╭──

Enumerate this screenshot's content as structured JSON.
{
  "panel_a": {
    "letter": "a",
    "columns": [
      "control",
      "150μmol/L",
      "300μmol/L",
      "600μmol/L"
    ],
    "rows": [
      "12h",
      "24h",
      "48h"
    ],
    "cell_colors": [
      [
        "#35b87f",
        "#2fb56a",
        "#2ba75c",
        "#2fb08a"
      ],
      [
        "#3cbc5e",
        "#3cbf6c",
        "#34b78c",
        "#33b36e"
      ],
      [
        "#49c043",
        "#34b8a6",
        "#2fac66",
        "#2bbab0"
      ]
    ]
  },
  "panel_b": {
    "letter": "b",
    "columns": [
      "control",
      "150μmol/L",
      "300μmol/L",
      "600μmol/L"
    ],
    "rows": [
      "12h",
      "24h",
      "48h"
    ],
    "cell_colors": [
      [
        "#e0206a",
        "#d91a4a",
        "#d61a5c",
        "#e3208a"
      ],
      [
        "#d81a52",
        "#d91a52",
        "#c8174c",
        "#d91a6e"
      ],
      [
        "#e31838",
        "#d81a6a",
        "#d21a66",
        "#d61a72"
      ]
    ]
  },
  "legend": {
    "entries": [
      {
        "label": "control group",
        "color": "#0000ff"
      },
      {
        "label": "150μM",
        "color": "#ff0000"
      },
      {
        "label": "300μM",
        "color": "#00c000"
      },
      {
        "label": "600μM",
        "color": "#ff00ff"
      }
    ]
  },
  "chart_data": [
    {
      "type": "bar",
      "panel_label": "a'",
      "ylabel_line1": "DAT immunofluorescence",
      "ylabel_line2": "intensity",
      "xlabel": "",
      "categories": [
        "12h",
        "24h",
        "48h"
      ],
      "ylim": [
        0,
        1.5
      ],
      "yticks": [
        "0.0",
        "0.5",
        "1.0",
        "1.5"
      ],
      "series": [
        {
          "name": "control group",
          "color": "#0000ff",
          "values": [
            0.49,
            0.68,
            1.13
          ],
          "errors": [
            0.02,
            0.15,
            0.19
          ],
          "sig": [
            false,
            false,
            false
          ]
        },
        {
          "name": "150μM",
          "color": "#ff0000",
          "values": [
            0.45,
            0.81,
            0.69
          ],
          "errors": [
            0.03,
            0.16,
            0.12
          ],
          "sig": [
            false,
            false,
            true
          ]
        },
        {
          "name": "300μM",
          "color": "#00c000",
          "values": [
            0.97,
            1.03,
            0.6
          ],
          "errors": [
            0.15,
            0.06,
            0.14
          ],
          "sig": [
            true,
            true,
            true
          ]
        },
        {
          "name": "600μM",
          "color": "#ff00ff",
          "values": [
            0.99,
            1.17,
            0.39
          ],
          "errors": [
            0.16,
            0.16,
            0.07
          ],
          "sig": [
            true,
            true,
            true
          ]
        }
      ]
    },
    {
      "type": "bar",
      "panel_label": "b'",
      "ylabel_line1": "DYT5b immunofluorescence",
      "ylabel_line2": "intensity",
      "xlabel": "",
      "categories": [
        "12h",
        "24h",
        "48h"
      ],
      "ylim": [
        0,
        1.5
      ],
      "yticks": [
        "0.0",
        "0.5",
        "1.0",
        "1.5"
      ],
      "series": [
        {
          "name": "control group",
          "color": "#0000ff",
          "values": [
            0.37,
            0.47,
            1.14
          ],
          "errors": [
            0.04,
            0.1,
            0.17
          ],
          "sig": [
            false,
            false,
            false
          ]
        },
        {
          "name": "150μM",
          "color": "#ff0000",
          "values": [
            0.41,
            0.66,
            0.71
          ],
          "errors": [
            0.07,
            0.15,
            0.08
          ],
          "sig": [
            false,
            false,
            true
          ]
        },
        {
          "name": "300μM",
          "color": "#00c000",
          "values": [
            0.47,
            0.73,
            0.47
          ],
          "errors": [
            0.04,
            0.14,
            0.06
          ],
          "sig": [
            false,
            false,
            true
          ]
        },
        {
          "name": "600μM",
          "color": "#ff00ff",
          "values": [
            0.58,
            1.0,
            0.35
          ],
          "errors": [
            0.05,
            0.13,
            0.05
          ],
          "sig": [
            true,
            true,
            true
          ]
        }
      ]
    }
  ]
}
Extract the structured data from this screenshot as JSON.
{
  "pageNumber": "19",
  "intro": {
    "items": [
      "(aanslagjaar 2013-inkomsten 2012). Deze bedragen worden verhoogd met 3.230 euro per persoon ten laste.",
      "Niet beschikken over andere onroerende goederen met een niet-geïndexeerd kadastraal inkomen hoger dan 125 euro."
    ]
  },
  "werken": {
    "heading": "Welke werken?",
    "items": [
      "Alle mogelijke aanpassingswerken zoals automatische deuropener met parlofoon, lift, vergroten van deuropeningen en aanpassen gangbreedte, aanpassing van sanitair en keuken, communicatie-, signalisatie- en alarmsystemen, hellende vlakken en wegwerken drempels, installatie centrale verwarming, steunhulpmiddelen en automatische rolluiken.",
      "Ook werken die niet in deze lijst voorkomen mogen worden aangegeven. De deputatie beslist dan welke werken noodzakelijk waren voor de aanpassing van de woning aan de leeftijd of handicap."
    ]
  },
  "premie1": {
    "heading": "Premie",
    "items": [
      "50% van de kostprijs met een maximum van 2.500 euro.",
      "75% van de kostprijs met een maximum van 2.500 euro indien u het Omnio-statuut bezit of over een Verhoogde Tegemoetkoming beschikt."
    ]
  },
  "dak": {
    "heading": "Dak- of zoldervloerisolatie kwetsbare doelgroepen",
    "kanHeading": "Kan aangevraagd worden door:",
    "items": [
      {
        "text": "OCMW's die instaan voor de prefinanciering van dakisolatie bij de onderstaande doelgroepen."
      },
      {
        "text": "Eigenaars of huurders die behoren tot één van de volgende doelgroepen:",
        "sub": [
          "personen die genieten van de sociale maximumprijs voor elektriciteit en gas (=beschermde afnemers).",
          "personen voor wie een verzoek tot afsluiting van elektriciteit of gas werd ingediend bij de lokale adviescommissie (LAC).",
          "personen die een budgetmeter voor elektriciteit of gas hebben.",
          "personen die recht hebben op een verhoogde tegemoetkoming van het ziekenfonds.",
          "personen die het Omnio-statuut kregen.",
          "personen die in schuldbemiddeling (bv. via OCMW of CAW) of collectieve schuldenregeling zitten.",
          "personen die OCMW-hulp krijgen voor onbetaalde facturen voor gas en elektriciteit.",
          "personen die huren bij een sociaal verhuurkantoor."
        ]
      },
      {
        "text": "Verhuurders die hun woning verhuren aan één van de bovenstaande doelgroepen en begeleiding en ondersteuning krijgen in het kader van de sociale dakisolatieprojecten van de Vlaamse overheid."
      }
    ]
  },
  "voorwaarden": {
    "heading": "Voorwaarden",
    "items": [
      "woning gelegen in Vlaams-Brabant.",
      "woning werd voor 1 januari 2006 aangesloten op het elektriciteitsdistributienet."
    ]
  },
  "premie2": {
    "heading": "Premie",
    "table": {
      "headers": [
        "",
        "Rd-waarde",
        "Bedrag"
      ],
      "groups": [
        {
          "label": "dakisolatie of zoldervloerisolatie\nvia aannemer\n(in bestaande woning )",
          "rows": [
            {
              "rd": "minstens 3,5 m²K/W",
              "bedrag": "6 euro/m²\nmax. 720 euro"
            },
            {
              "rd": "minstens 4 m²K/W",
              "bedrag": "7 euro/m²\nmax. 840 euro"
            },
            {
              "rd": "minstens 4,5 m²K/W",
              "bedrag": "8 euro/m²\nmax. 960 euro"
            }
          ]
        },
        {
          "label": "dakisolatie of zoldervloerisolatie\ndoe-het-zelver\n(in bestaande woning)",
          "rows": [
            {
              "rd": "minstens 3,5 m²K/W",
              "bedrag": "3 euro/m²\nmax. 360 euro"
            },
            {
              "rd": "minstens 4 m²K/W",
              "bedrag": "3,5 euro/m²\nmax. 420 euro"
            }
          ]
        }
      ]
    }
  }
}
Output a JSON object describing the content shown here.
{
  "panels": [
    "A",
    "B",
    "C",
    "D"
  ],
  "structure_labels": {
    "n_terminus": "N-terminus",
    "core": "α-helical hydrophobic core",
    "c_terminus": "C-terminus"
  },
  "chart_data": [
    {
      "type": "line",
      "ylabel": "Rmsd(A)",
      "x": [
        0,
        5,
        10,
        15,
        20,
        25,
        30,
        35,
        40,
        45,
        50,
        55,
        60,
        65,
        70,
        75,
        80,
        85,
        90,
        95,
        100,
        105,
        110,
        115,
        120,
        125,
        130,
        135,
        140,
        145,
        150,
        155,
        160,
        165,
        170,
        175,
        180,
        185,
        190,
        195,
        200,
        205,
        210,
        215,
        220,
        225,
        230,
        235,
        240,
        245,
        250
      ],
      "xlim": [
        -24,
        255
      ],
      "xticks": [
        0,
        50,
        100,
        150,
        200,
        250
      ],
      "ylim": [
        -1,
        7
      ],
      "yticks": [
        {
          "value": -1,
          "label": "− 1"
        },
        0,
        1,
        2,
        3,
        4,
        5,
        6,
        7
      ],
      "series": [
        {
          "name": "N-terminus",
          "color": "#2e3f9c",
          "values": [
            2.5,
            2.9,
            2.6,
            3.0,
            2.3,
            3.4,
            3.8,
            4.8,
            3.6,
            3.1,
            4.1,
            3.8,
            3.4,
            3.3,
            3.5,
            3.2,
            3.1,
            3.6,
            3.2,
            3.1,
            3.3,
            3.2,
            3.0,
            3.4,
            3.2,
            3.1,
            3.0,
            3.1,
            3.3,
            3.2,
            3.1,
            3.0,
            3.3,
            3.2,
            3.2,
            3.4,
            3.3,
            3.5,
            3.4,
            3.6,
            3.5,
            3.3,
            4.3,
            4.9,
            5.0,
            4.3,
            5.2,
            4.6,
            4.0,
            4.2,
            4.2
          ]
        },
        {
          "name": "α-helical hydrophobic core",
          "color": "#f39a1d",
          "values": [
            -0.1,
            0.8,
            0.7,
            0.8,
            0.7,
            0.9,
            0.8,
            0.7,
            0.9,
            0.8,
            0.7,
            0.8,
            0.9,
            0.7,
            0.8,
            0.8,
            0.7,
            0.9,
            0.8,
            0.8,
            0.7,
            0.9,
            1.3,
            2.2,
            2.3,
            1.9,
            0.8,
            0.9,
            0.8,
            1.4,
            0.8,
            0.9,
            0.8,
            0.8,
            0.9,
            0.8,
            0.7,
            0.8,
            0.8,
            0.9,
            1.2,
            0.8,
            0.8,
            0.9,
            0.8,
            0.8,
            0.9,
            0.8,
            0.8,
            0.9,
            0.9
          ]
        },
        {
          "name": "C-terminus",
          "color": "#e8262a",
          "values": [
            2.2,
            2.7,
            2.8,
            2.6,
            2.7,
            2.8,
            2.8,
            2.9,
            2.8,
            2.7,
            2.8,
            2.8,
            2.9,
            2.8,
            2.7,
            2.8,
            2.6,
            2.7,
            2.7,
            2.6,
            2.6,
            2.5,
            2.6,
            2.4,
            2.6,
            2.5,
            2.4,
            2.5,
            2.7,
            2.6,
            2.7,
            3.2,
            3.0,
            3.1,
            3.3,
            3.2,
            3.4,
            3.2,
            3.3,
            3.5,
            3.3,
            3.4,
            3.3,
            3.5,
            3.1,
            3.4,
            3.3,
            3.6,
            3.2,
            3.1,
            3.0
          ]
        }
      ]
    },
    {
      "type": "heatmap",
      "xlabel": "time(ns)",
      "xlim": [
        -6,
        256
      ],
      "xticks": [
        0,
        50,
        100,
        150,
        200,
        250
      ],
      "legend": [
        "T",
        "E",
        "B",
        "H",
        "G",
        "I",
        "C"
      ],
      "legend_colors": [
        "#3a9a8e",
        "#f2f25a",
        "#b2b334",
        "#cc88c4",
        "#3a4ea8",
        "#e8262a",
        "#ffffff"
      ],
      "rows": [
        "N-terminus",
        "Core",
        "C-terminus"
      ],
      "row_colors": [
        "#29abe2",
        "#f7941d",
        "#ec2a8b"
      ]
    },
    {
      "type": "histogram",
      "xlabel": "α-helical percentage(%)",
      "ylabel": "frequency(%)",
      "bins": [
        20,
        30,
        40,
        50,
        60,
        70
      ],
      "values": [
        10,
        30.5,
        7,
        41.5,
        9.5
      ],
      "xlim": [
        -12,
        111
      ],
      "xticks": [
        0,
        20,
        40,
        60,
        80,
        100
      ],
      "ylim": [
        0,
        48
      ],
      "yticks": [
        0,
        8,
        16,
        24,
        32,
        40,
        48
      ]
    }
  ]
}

╰──

[TASK GOAL]: How many lines of these entries contain "zoldervloerisolatie"? Answer with the number and nothing else.

[EXERCISE RESPONSE]: 3